Check each line of the entries below for the string "Model"; copy every line where it appears.

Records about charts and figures
_ _ _
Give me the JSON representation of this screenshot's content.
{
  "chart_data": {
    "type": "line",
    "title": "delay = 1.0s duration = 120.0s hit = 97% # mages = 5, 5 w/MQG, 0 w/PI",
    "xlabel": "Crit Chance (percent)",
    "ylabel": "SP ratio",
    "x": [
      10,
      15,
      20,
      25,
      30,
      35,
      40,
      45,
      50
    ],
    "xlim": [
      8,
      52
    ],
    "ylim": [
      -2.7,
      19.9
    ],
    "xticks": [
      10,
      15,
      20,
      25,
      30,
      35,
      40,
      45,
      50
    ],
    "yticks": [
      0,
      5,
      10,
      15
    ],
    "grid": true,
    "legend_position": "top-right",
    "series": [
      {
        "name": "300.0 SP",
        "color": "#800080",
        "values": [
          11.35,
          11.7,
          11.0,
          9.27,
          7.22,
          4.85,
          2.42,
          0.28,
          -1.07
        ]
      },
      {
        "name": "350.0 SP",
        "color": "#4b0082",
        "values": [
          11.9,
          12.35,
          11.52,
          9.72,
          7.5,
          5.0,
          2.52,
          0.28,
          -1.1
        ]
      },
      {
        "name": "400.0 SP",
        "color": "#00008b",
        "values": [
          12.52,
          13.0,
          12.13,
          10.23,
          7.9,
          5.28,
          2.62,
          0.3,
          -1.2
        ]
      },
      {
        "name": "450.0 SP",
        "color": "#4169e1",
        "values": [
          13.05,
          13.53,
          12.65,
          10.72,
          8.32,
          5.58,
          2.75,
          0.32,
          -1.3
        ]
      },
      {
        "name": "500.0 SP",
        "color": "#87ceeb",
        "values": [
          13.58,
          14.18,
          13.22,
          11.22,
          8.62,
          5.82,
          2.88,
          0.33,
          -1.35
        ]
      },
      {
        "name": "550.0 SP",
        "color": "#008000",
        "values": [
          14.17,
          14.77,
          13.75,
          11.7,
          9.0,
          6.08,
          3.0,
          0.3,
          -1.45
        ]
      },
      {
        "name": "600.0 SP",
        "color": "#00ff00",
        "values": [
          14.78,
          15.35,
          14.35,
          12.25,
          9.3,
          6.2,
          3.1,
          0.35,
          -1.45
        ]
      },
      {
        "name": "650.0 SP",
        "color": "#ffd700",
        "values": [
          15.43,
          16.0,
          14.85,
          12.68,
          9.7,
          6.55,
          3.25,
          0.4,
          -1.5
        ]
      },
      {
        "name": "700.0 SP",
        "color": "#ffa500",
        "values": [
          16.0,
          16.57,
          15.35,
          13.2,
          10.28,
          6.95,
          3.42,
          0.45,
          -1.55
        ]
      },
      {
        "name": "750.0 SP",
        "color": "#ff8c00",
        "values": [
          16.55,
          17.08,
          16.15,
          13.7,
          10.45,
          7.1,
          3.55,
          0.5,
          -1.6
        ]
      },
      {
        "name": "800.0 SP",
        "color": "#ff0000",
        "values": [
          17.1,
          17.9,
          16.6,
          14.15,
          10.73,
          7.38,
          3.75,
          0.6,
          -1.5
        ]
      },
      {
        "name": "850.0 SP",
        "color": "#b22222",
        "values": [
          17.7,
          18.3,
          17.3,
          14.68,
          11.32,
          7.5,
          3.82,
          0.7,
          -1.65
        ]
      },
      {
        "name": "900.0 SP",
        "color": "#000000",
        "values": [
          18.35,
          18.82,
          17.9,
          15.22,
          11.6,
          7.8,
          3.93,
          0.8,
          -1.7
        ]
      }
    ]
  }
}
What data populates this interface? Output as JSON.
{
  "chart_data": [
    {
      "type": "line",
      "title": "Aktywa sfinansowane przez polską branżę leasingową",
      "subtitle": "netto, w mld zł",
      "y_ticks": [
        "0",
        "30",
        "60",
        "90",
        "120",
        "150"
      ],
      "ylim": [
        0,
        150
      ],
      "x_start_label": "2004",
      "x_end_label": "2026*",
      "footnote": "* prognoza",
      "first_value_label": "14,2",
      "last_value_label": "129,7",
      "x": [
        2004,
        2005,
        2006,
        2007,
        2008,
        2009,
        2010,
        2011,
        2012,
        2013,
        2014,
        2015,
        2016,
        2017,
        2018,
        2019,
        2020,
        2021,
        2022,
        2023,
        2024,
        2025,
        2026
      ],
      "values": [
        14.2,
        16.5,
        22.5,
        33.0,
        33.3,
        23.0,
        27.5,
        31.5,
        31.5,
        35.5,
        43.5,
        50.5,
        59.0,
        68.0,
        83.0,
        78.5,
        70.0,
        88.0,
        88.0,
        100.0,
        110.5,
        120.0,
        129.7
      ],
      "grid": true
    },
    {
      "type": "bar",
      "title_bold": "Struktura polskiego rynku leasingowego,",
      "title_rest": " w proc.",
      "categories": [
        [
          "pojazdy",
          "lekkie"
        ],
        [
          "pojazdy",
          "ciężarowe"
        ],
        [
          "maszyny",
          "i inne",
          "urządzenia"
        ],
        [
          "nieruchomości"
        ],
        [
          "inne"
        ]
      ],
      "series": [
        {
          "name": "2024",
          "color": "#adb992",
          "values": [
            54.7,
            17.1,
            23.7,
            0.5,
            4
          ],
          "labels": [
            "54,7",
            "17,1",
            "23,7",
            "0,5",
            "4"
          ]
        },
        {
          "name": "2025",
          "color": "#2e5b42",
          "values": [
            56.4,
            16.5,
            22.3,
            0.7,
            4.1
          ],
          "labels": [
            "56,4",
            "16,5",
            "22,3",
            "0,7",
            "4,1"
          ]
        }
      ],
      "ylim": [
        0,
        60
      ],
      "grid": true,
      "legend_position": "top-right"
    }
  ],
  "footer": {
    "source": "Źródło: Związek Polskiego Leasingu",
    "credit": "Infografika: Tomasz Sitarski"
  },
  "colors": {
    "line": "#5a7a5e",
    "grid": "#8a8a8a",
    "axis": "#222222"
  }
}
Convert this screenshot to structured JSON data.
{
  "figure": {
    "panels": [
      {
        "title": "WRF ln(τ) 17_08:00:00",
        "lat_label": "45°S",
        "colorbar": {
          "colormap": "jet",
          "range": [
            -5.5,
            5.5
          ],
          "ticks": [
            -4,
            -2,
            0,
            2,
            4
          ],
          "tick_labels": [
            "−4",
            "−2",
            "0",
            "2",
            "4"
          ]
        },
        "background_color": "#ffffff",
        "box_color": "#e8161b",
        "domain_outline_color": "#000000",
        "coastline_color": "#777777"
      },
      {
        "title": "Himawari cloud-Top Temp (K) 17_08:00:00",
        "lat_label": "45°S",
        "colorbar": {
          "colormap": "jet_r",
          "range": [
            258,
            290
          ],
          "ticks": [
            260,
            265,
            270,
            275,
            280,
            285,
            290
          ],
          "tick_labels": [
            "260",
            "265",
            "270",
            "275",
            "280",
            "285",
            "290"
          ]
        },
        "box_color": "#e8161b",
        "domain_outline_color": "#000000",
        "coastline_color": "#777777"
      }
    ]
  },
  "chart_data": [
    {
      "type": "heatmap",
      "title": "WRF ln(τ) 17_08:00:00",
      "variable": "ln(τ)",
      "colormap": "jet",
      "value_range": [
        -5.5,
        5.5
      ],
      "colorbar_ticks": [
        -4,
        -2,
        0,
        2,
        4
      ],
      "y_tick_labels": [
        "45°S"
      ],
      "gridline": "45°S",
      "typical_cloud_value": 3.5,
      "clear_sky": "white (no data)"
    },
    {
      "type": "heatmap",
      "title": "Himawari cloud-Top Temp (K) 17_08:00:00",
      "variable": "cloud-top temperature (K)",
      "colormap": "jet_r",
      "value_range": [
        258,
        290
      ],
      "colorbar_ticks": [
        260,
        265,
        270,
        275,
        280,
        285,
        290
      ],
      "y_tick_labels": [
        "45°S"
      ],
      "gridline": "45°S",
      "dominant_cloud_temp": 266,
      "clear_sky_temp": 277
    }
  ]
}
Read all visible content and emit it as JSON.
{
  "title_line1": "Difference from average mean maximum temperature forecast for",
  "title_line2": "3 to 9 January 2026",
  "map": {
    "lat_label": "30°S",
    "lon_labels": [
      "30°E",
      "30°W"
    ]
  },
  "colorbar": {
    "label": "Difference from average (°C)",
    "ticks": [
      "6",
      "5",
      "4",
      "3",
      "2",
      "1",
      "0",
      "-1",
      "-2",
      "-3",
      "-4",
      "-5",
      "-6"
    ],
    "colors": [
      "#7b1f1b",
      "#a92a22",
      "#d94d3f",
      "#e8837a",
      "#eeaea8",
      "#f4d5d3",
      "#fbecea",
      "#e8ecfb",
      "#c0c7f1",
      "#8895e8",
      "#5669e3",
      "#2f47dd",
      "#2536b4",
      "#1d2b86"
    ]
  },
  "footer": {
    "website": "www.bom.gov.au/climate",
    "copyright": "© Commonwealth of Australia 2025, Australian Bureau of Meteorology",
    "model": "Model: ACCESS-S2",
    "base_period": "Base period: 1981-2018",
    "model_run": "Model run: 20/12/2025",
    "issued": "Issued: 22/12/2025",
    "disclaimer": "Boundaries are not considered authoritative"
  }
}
_ _ _
-- Reply to the exercise --
    "model": "Model: ACCESS-S2",
    "model_run": "Model run: 20/12/2025",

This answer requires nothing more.